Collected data
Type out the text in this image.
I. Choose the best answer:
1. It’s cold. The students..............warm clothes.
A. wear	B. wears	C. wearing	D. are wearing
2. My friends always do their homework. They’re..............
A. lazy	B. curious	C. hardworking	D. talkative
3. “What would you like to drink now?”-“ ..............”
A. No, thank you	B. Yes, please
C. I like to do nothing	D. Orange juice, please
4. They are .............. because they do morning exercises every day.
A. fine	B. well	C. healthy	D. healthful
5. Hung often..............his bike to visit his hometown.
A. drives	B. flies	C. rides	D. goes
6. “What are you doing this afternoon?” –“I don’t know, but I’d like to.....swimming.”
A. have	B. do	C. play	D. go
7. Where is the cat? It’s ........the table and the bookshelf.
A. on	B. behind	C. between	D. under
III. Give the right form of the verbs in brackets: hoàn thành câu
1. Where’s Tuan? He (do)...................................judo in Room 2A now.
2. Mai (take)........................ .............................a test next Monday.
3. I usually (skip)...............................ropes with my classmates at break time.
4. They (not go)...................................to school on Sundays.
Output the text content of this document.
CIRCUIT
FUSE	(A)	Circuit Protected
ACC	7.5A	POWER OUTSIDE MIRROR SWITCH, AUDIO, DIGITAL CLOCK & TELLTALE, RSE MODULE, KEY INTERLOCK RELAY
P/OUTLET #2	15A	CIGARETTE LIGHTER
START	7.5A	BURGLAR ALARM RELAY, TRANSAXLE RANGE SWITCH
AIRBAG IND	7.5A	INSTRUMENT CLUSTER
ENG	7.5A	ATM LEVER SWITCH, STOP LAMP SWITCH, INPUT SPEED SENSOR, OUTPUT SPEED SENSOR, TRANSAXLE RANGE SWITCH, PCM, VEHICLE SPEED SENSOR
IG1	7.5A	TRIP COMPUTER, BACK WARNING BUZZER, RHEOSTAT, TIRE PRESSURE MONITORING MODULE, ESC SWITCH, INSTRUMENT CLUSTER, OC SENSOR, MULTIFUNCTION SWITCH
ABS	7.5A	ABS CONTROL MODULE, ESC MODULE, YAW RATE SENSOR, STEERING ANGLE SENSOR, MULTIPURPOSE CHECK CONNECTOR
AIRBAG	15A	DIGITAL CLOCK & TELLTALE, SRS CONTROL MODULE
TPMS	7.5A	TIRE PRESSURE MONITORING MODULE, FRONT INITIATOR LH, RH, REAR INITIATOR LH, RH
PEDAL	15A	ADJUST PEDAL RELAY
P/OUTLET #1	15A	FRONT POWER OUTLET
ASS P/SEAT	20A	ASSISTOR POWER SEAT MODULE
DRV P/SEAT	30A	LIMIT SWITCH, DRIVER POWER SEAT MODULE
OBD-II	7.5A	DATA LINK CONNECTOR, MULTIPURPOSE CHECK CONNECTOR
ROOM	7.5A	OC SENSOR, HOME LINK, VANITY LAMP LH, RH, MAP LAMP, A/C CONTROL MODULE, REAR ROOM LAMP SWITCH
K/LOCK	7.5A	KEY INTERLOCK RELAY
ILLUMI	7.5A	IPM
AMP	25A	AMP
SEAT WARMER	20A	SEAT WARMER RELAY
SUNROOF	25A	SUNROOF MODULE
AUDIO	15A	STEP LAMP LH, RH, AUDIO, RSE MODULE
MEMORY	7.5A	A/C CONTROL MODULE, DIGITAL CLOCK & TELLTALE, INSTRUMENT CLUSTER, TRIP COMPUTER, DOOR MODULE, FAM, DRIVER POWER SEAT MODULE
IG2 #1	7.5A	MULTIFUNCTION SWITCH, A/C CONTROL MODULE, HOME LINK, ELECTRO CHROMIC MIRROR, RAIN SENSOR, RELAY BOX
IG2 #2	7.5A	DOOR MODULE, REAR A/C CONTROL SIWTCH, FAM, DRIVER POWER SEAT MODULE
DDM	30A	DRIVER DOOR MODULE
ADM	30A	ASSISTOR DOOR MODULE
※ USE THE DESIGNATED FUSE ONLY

PROBLEM TO WORK ON: Transcribe each record exactly. Leave nothing out.

RESULT OF THE EXERCISE:
Type out the text in this image.
I. Choose the best answer:
1. It’s cold. The students..............warm clothes.
A. wear	B. wears	C. wearing	D. are wearing
2. My friends always do their homework. They’re..............
A. lazy	B. curious	C. hardworking	D. talkative
3. “What would you like to drink now?”-“ ..............”
A. No, thank you	B. Yes, please
C. I like to do nothing	D. Orange juice, please
4. They are .............. because they do morning exercises every day.
A. fine	B. well	C. healthy	D. healthful
5. Hung often..............his bike to visit his hometown.
A. drives	B. flies	C. rides	D. goes
6. “What are you doing this afternoon?” –“I don’t know, but I’d like to.....swimming.”
A. have	B. do	C. play	D. go
7. Where is the cat? It’s ........the table and the bookshelf.
A. on	B. behind	C. between	D. under
III. Give the right form of the verbs in brackets: hoàn thành câu
1. Where’s Tuan? He (do)...................................judo in Room 2A now.
2. Mai (take)........................ .............................a test next Monday.
3. I usually (skip)...............................ropes with my classmates at break time.
4. They (not go)...................................to school on Sundays.
Output the text content of this document.
CIRCUIT
FUSE	(A)	Circuit Protected
ACC	7.5A	POWER OUTSIDE MIRROR SWITCH, AUDIO, DIGITAL CLOCK & TELLTALE, RSE MODULE, KEY INTERLOCK RELAY
P/OUTLET #2	15A	CIGARETTE LIGHTER
START	7.5A	BURGLAR ALARM RELAY, TRANSAXLE RANGE SWITCH
AIRBAG IND	7.5A	INSTRUMENT CLUSTER
ENG	7.5A	ATM LEVER SWITCH, STOP LAMP SWITCH, INPUT SPEED SENSOR, OUTPUT SPEED SENSOR, TRANSAXLE RANGE SWITCH, PCM, VEHICLE SPEED SENSOR
IG1	7.5A	TRIP COMPUTER, BACK WARNING BUZZER, RHEOSTAT, TIRE PRESSURE MONITORING MODULE, ESC SWITCH, INSTRUMENT CLUSTER, OC SENSOR, MULTIFUNCTION SWITCH
ABS	7.5A	ABS CONTROL MODULE, ESC MODULE, YAW RATE SENSOR, STEERING ANGLE SENSOR, MULTIPURPOSE CHECK CONNECTOR
AIRBAG	15A	DIGITAL CLOCK & TELLTALE, SRS CONTROL MODULE
TPMS	7.5A	TIRE PRESSURE MONITORING MODULE, FRONT INITIATOR LH, RH, REAR INITIATOR LH, RH
PEDAL	15A	ADJUST PEDAL RELAY
P/OUTLET #1	15A	FRONT POWER OUTLET
ASS P/SEAT	20A	ASSISTOR POWER SEAT MODULE
DRV P/SEAT	30A	LIMIT SWITCH, DRIVER POWER SEAT MODULE
OBD-II	7.5A	DATA LINK CONNECTOR, MULTIPURPOSE CHECK CONNECTOR
ROOM	7.5A	OC SENSOR, HOME LINK, VANITY LAMP LH, RH, MAP LAMP, A/C CONTROL MODULE, REAR ROOM LAMP SWITCH
K/LOCK	7.5A	KEY INTERLOCK RELAY
ILLUMI	7.5A	IPM
AMP	25A	AMP
SEAT WARMER	20A	SEAT WARMER RELAY
SUNROOF	25A	SUNROOF MODULE
AUDIO	15A	STEP LAMP LH, RH, AUDIO, RSE MODULE
MEMORY	7.5A	A/C CONTROL MODULE, DIGITAL CLOCK & TELLTALE, INSTRUMENT CLUSTER, TRIP COMPUTER, DOOR MODULE, FAM, DRIVER POWER SEAT MODULE
IG2 #1	7.5A	MULTIFUNCTION SWITCH, A/C CONTROL MODULE, HOME LINK, ELECTRO CHROMIC MIRROR, RAIN SENSOR, RELAY BOX
IG2 #2	7.5A	DOOR MODULE, REAR A/C CONTROL SIWTCH, FAM, DRIVER POWER SEAT MODULE
DDM	30A	DRIVER DOOR MODULE
ADM	30A	ASSISTOR DOOR MODULE
※ USE THE DESIGNATED FUSE ONLY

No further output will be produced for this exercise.